##### Dataset records #####
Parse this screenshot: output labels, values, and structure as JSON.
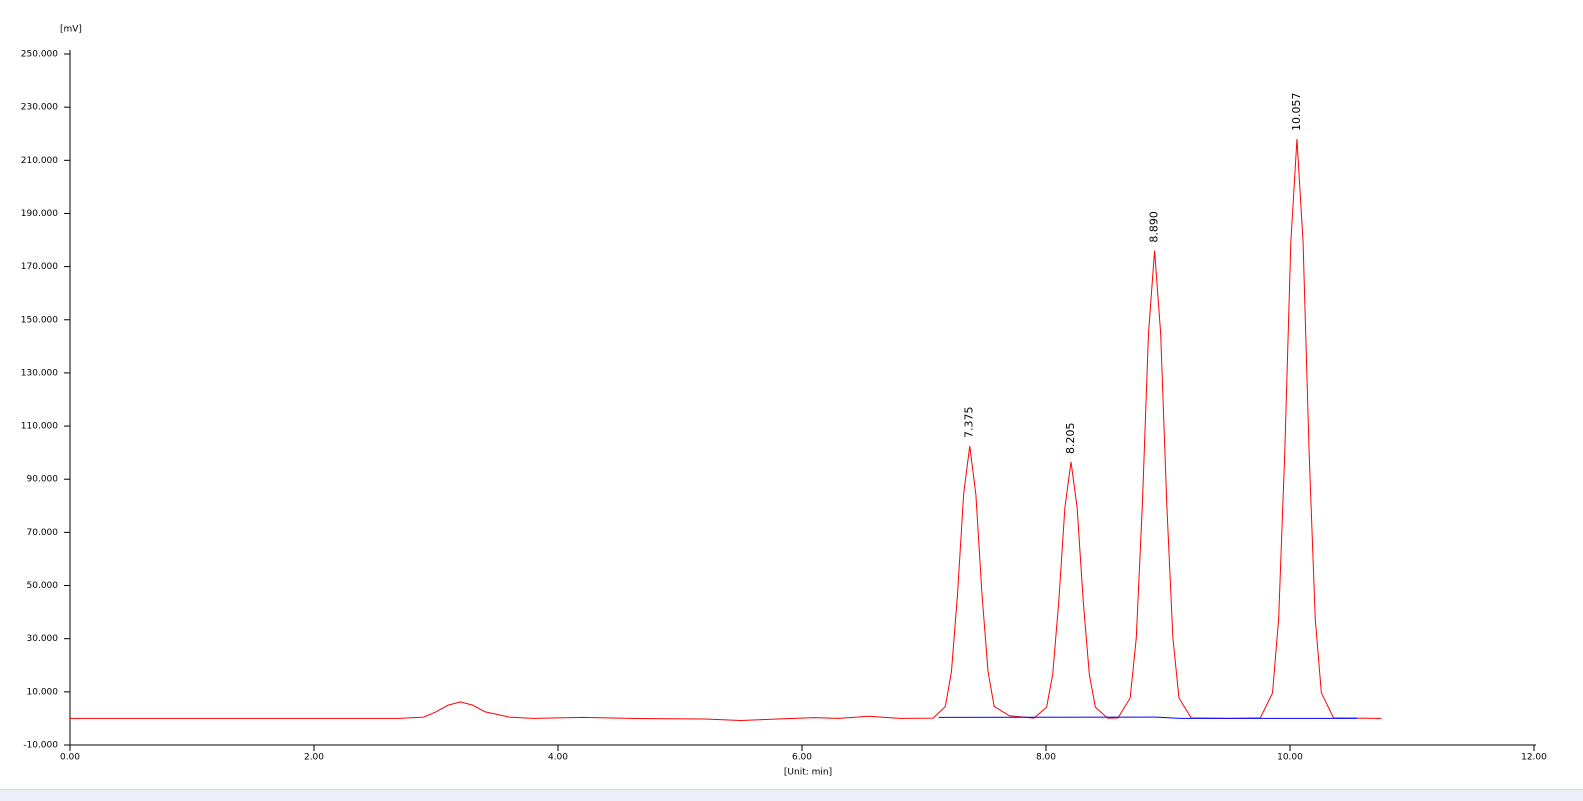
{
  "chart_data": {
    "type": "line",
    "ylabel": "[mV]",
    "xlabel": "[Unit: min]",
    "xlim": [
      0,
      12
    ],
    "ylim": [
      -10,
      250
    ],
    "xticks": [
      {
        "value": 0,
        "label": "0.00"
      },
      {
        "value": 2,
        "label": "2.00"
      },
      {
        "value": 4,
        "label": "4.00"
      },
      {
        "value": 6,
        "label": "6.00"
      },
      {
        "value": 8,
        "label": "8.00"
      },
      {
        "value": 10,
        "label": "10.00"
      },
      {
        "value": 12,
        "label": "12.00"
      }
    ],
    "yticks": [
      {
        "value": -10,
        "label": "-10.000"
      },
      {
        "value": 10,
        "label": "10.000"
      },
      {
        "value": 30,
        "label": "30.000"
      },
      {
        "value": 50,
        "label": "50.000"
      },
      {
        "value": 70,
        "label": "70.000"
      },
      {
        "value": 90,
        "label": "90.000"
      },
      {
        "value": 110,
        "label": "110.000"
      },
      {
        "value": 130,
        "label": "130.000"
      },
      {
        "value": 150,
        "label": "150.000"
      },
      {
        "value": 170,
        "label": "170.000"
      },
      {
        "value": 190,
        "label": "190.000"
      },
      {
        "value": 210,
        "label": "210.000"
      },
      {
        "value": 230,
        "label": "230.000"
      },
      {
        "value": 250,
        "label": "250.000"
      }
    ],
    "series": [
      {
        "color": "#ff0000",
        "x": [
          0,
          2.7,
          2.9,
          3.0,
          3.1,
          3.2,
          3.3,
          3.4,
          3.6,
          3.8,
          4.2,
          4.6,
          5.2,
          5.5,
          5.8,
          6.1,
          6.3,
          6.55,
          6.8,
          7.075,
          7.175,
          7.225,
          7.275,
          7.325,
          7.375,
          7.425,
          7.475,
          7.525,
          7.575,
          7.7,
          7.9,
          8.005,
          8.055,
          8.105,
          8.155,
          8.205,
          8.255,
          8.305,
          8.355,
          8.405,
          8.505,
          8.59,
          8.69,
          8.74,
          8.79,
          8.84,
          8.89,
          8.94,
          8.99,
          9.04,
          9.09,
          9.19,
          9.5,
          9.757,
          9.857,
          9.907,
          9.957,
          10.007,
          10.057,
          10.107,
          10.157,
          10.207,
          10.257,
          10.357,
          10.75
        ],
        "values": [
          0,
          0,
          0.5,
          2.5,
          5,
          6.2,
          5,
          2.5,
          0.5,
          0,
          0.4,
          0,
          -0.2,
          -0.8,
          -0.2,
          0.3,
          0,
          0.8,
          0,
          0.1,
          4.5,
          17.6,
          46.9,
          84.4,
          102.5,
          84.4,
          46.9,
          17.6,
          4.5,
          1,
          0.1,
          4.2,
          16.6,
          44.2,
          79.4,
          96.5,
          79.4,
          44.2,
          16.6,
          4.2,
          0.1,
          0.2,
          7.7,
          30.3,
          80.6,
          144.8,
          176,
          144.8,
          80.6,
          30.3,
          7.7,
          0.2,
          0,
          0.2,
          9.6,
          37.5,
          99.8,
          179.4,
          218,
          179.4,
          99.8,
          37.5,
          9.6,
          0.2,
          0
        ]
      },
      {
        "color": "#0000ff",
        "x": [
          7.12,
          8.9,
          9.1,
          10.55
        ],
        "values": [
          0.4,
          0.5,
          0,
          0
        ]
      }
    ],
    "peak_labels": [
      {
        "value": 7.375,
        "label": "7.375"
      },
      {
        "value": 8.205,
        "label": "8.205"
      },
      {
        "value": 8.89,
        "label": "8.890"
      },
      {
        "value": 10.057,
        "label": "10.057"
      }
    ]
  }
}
#####
# Short problem:
Print the listing above in full, exactly as written. Omit any pictures.

# The response:
Parse this screenshot: output labels, values, and structure as JSON.
{
  "chart_data": {
    "type": "line",
    "ylabel": "[mV]",
    "xlabel": "[Unit: min]",
    "xlim": [
      0,
      12
    ],
    "ylim": [
      -10,
      250
    ],
    "xticks": [
      {
        "value": 0,
        "label": "0.00"
      },
      {
        "value": 2,
        "label": "2.00"
      },
      {
        "value": 4,
        "label": "4.00"
      },
      {
        "value": 6,
        "label": "6.00"
      },
      {
        "value": 8,
        "label": "8.00"
      },
      {
        "value": 10,
        "label": "10.00"
      },
      {
        "value": 12,
        "label": "12.00"
      }
    ],
    "yticks": [
      {
        "value": -10,
        "label": "-10.000"
      },
      {
        "value": 10,
        "label": "10.000"
      },
      {
        "value": 30,
        "label": "30.000"
      },
      {
        "value": 50,
        "label": "50.000"
      },
      {
        "value": 70,
        "label": "70.000"
      },
      {
        "value": 90,
        "label": "90.000"
      },
      {
        "value": 110,
        "label": "110.000"
      },
      {
        "value": 130,
        "label": "130.000"
      },
      {
        "value": 150,
        "label": "150.000"
      },
      {
        "value": 170,
        "label": "170.000"
      },
      {
        "value": 190,
        "label": "190.000"
      },
      {
        "value": 210,
        "label": "210.000"
      },
      {
        "value": 230,
        "label": "230.000"
      },
      {
        "value": 250,
        "label": "250.000"
      }
    ],
    "series": [
      {
        "color": "#ff0000",
        "x": [
          0,
          2.7,
          2.9,
          3.0,
          3.1,
          3.2,
          3.3,
          3.4,
          3.6,
          3.8,
          4.2,
          4.6,
          5.2,
          5.5,
          5.8,
          6.1,
          6.3,
          6.55,
          6.8,
          7.075,
          7.175,
          7.225,
          7.275,
          7.325,
          7.375,
          7.425,
          7.475,
          7.525,
          7.575,
          7.7,
          7.9,
          8.005,
          8.055,
          8.105,
          8.155,
          8.205,
          8.255,
          8.305,
          8.355,
          8.405,
          8.505,
          8.59,
          8.69,
          8.74,
          8.79,
          8.84,
          8.89,
          8.94,
          8.99,
          9.04,
          9.09,
          9.19,
          9.5,
          9.757,
          9.857,
          9.907,
          9.957,
          10.007,
          10.057,
          10.107,
          10.157,
          10.207,
          10.257,
          10.357,
          10.75
        ],
        "values": [
          0,
          0,
          0.5,
          2.5,
          5,
          6.2,
          5,
          2.5,
          0.5,
          0,
          0.4,
          0,
          -0.2,
          -0.8,
          -0.2,
          0.3,
          0,
          0.8,
          0,
          0.1,
          4.5,
          17.6,
          46.9,
          84.4,
          102.5,
          84.4,
          46.9,
          17.6,
          4.5,
          1,
          0.1,
          4.2,
          16.6,
          44.2,
          79.4,
          96.5,
          79.4,
          44.2,
          16.6,
          4.2,
          0.1,
          0.2,
          7.7,
          30.3,
          80.6,
          144.8,
          176,
          144.8,
          80.6,
          30.3,
          7.7,
          0.2,
          0,
          0.2,
          9.6,
          37.5,
          99.8,
          179.4,
          218,
          179.4,
          99.8,
          37.5,
          9.6,
          0.2,
          0
        ]
      },
      {
        "color": "#0000ff",
        "x": [
          7.12,
          8.9,
          9.1,
          10.55
        ],
        "values": [
          0.4,
          0.5,
          0,
          0
        ]
      }
    ],
    "peak_labels": [
      {
        "value": 7.375,
        "label": "7.375"
      },
      {
        "value": 8.205,
        "label": "8.205"
      },
      {
        "value": 8.89,
        "label": "8.890"
      },
      {
        "value": 10.057,
        "label": "10.057"
      }
    ]
  }
}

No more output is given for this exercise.